*Exercise directions:*
Exact copies of all the entries are required.

[Opening Data for analysis section]

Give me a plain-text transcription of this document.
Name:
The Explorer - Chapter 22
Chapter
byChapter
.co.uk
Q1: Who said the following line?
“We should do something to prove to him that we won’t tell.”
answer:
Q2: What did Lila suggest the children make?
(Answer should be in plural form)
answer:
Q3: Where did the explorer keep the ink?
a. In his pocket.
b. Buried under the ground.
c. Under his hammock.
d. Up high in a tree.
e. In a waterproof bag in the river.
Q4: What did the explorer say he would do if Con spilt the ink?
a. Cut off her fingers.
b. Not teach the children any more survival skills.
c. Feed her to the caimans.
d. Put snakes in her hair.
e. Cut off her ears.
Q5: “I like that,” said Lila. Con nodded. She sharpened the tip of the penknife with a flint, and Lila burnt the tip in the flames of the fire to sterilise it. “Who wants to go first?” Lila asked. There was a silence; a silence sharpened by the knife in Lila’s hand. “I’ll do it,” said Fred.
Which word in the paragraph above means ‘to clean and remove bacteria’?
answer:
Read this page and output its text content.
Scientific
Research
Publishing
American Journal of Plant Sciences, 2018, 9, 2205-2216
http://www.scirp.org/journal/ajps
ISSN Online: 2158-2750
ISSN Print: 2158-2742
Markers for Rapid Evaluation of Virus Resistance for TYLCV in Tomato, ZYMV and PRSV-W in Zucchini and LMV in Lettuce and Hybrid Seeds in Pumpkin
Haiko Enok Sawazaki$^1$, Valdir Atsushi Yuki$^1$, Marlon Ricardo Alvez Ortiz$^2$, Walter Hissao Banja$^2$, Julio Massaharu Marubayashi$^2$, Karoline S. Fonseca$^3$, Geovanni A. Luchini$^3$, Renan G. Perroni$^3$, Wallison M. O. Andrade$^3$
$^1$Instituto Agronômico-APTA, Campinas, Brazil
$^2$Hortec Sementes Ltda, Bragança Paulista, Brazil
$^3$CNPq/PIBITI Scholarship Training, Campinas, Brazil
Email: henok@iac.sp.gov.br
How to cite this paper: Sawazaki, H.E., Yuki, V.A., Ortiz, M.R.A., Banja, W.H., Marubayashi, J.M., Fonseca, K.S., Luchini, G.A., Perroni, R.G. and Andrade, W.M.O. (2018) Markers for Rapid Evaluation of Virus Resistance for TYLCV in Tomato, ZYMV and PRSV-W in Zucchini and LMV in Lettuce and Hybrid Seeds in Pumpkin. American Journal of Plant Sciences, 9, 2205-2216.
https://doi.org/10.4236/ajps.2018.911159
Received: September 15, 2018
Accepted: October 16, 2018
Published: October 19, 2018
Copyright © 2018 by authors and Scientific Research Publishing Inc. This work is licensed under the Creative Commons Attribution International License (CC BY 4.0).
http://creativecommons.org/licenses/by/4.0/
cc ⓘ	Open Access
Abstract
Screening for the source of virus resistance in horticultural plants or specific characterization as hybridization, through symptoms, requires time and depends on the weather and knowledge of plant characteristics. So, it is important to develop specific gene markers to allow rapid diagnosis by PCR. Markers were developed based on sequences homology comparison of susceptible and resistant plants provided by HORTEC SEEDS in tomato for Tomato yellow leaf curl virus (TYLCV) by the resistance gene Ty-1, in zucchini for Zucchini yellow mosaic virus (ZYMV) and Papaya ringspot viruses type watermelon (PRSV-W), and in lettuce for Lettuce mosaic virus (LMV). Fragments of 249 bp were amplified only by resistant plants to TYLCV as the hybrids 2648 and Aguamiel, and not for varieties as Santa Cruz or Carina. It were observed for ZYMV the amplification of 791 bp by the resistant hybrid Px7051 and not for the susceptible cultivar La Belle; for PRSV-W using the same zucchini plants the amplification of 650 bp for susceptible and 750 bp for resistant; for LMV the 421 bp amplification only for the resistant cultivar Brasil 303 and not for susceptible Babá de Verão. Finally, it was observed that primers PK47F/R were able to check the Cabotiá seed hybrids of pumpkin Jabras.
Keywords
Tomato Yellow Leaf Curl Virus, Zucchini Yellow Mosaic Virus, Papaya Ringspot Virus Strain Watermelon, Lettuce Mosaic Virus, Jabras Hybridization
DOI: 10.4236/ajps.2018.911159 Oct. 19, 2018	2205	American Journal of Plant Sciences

[Closing Data for analysis section]

*Answer section:*
Give me a plain-text transcription of this document.
Name:
The Explorer - Chapter 22
Chapter
byChapter
.co.uk
Q1: Who said the following line?
“We should do something to prove to him that we won’t tell.”
answer:
Q2: What did Lila suggest the children make?
(Answer should be in plural form)
answer:
Q3: Where did the explorer keep the ink?
a. In his pocket.
b. Buried under the ground.
c. Under his hammock.
d. Up high in a tree.
e. In a waterproof bag in the river.
Q4: What did the explorer say he would do if Con spilt the ink?
a. Cut off her fingers.
b. Not teach the children any more survival skills.
c. Feed her to the caimans.
d. Put snakes in her hair.
e. Cut off her ears.
Q5: “I like that,” said Lila. Con nodded. She sharpened the tip of the penknife with a flint, and Lila burnt the tip in the flames of the fire to sterilise it. “Who wants to go first?” Lila asked. There was a silence; a silence sharpened by the knife in Lila’s hand. “I’ll do it,” said Fred.
Which word in the paragraph above means ‘to clean and remove bacteria’?
answer:
Read this page and output its text content.
Scientific
Research
Publishing
American Journal of Plant Sciences, 2018, 9, 2205-2216
http://www.scirp.org/journal/ajps
ISSN Online: 2158-2750
ISSN Print: 2158-2742
Markers for Rapid Evaluation of Virus Resistance for TYLCV in Tomato, ZYMV and PRSV-W in Zucchini and LMV in Lettuce and Hybrid Seeds in Pumpkin
Haiko Enok Sawazaki$^1$, Valdir Atsushi Yuki$^1$, Marlon Ricardo Alvez Ortiz$^2$, Walter Hissao Banja$^2$, Julio Massaharu Marubayashi$^2$, Karoline S. Fonseca$^3$, Geovanni A. Luchini$^3$, Renan G. Perroni$^3$, Wallison M. O. Andrade$^3$
$^1$Instituto Agronômico-APTA, Campinas, Brazil
$^2$Hortec Sementes Ltda, Bragança Paulista, Brazil
$^3$CNPq/PIBITI Scholarship Training, Campinas, Brazil
Email: henok@iac.sp.gov.br
How to cite this paper: Sawazaki, H.E., Yuki, V.A., Ortiz, M.R.A., Banja, W.H., Marubayashi, J.M., Fonseca, K.S., Luchini, G.A., Perroni, R.G. and Andrade, W.M.O. (2018) Markers for Rapid Evaluation of Virus Resistance for TYLCV in Tomato, ZYMV and PRSV-W in Zucchini and LMV in Lettuce and Hybrid Seeds in Pumpkin. American Journal of Plant Sciences, 9, 2205-2216.
https://doi.org/10.4236/ajps.2018.911159
Received: September 15, 2018
Accepted: October 16, 2018
Published: October 19, 2018
Copyright © 2018 by authors and Scientific Research Publishing Inc. This work is licensed under the Creative Commons Attribution International License (CC BY 4.0).
http://creativecommons.org/licenses/by/4.0/
cc ⓘ	Open Access
Abstract
Screening for the source of virus resistance in horticultural plants or specific characterization as hybridization, through symptoms, requires time and depends on the weather and knowledge of plant characteristics. So, it is important to develop specific gene markers to allow rapid diagnosis by PCR. Markers were developed based on sequences homology comparison of susceptible and resistant plants provided by HORTEC SEEDS in tomato for Tomato yellow leaf curl virus (TYLCV) by the resistance gene Ty-1, in zucchini for Zucchini yellow mosaic virus (ZYMV) and Papaya ringspot viruses type watermelon (PRSV-W), and in lettuce for Lettuce mosaic virus (LMV). Fragments of 249 bp were amplified only by resistant plants to TYLCV as the hybrids 2648 and Aguamiel, and not for varieties as Santa Cruz or Carina. It were observed for ZYMV the amplification of 791 bp by the resistant hybrid Px7051 and not for the susceptible cultivar La Belle; for PRSV-W using the same zucchini plants the amplification of 650 bp for susceptible and 750 bp for resistant; for LMV the 421 bp amplification only for the resistant cultivar Brasil 303 and not for susceptible Babá de Verão. Finally, it was observed that primers PK47F/R were able to check the Cabotiá seed hybrids of pumpkin Jabras.
Keywords
Tomato Yellow Leaf Curl Virus, Zucchini Yellow Mosaic Virus, Papaya Ringspot Virus Strain Watermelon, Lettuce Mosaic Virus, Jabras Hybridization
DOI: 10.4236/ajps.2018.911159 Oct. 19, 2018	2205	American Journal of Plant Sciences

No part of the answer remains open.